WHAT IS ASKED:
Within the records that follow, find every line containing the string "this". Copy those lines.

RECORDS FOR THE TASK:
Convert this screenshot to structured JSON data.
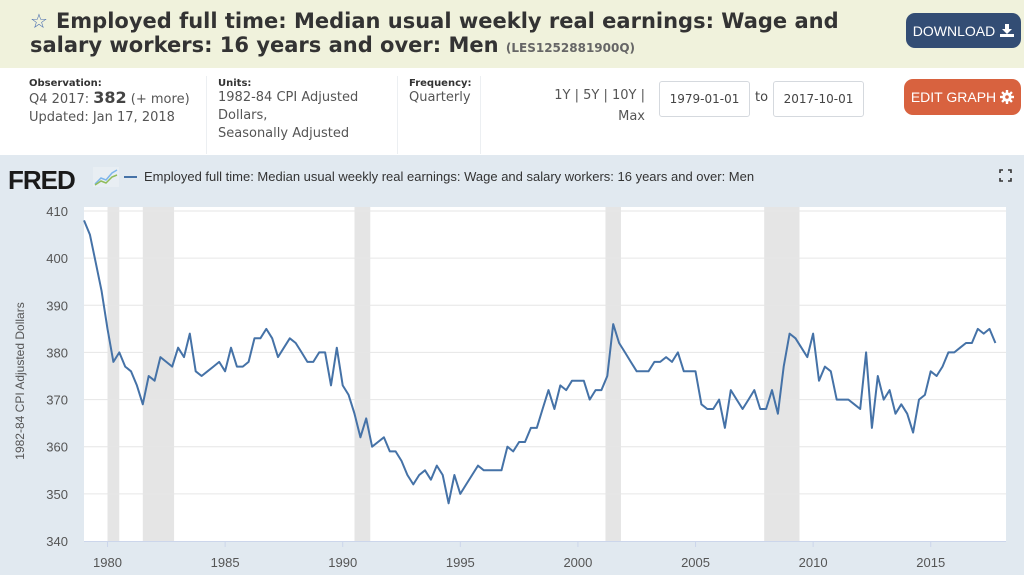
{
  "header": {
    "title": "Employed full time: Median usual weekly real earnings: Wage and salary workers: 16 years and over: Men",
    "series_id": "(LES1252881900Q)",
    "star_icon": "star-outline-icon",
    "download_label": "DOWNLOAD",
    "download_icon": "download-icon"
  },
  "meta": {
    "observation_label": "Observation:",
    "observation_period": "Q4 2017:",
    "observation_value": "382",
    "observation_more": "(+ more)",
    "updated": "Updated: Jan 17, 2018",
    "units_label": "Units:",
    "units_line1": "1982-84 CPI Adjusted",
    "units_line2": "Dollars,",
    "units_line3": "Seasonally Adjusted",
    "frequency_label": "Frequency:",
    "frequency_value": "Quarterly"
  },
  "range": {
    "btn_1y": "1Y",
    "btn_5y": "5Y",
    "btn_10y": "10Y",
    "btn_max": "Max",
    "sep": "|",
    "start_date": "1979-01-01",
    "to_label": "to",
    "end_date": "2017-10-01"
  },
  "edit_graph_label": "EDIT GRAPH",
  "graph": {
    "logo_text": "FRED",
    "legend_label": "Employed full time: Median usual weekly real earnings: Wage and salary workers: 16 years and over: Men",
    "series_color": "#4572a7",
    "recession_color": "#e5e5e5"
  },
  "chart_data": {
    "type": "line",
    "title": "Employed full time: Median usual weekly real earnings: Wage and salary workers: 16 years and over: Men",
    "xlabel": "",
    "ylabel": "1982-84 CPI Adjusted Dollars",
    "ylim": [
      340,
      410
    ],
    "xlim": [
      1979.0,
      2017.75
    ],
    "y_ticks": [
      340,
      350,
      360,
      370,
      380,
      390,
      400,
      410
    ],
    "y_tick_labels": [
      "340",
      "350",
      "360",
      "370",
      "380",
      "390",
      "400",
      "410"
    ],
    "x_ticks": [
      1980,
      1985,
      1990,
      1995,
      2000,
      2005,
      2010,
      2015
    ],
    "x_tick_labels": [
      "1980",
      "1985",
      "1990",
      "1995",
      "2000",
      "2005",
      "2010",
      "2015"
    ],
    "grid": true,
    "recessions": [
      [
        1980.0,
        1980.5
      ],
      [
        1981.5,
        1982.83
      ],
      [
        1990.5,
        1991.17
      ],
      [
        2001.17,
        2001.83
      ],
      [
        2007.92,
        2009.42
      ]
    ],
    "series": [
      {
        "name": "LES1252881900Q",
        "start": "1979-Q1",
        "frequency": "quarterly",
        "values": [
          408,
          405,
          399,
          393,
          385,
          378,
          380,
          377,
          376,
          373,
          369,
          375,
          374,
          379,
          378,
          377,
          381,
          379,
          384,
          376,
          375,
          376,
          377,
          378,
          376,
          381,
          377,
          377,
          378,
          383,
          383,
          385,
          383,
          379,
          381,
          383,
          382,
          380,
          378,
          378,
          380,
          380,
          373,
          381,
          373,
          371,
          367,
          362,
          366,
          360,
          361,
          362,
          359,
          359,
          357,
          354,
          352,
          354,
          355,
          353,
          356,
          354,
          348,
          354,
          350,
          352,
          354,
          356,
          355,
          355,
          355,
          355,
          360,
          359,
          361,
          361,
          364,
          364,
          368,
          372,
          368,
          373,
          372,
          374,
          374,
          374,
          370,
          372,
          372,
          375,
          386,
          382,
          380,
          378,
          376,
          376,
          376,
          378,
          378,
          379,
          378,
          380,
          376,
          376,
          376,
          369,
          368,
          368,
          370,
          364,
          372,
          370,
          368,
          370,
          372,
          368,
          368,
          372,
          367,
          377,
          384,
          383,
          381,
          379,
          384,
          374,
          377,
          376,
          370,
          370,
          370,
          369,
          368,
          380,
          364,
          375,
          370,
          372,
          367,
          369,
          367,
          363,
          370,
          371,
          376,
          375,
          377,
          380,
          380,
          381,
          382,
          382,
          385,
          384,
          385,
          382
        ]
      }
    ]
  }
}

--

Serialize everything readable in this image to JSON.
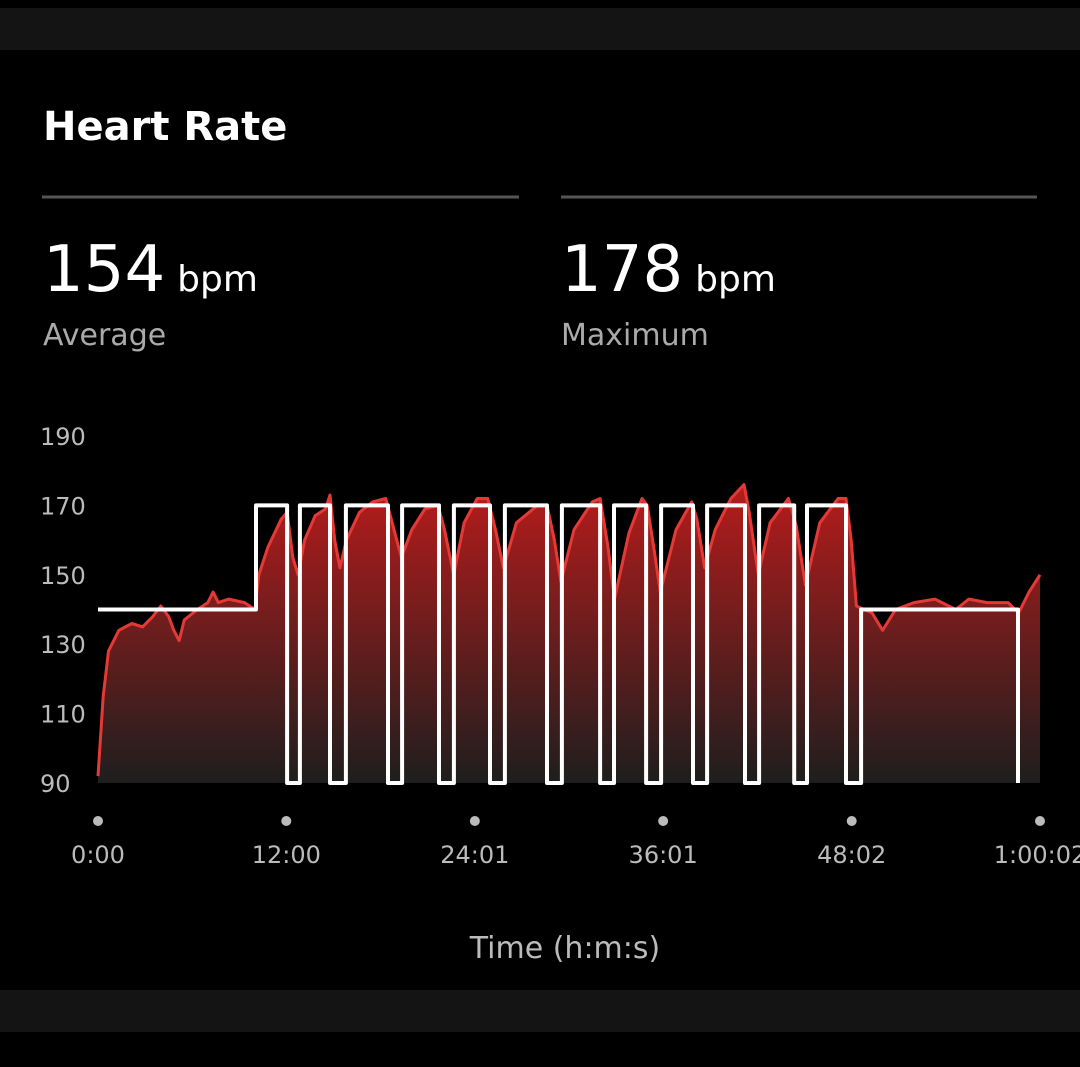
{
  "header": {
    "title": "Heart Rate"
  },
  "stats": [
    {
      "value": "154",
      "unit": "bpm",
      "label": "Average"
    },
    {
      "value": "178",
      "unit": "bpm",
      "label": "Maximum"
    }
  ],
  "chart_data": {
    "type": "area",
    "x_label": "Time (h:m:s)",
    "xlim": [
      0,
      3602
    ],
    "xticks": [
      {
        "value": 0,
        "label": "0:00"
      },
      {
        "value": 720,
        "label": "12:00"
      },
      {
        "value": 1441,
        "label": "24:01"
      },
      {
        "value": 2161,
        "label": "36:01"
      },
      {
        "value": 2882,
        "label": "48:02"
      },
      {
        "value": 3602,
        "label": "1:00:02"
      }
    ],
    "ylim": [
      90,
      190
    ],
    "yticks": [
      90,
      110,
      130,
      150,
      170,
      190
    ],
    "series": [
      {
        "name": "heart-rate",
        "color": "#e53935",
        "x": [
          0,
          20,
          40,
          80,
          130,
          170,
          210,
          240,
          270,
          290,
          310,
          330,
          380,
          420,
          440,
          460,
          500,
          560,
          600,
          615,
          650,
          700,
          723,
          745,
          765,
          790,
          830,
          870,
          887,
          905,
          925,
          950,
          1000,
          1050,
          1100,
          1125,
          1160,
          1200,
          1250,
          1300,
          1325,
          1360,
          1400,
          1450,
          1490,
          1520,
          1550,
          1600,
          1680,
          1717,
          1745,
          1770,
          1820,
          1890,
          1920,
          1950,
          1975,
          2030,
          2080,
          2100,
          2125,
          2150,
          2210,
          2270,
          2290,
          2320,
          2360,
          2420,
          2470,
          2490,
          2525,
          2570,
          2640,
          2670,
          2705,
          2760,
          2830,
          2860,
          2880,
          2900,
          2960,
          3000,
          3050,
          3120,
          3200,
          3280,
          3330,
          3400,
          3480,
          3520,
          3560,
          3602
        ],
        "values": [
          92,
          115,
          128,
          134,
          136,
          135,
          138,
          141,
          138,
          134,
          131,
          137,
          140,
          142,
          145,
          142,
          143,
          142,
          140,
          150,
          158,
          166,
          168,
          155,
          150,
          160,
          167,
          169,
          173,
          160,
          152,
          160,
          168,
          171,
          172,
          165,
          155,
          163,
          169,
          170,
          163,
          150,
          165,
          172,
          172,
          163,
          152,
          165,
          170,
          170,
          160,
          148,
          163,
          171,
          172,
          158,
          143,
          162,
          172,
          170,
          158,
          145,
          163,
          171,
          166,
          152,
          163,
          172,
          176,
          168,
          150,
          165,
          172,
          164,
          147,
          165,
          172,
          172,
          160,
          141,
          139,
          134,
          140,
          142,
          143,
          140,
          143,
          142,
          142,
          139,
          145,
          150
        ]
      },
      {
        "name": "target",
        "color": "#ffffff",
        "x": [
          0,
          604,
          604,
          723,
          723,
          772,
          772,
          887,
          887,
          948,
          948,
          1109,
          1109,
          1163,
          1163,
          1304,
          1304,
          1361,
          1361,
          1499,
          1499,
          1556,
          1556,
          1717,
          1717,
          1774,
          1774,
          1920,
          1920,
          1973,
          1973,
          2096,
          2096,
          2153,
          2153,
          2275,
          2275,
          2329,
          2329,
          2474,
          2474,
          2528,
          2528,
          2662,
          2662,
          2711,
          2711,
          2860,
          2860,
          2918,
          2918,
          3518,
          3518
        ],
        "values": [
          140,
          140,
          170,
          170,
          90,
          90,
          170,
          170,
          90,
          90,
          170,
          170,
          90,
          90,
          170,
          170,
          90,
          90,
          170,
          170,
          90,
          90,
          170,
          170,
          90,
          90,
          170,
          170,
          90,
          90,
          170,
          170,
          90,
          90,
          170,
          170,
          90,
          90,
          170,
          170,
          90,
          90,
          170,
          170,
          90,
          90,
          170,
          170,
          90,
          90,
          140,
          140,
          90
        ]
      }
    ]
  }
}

RESULT:
Convert this screenshot to structured JSON data.
Serialize everything readable in this image to JSON.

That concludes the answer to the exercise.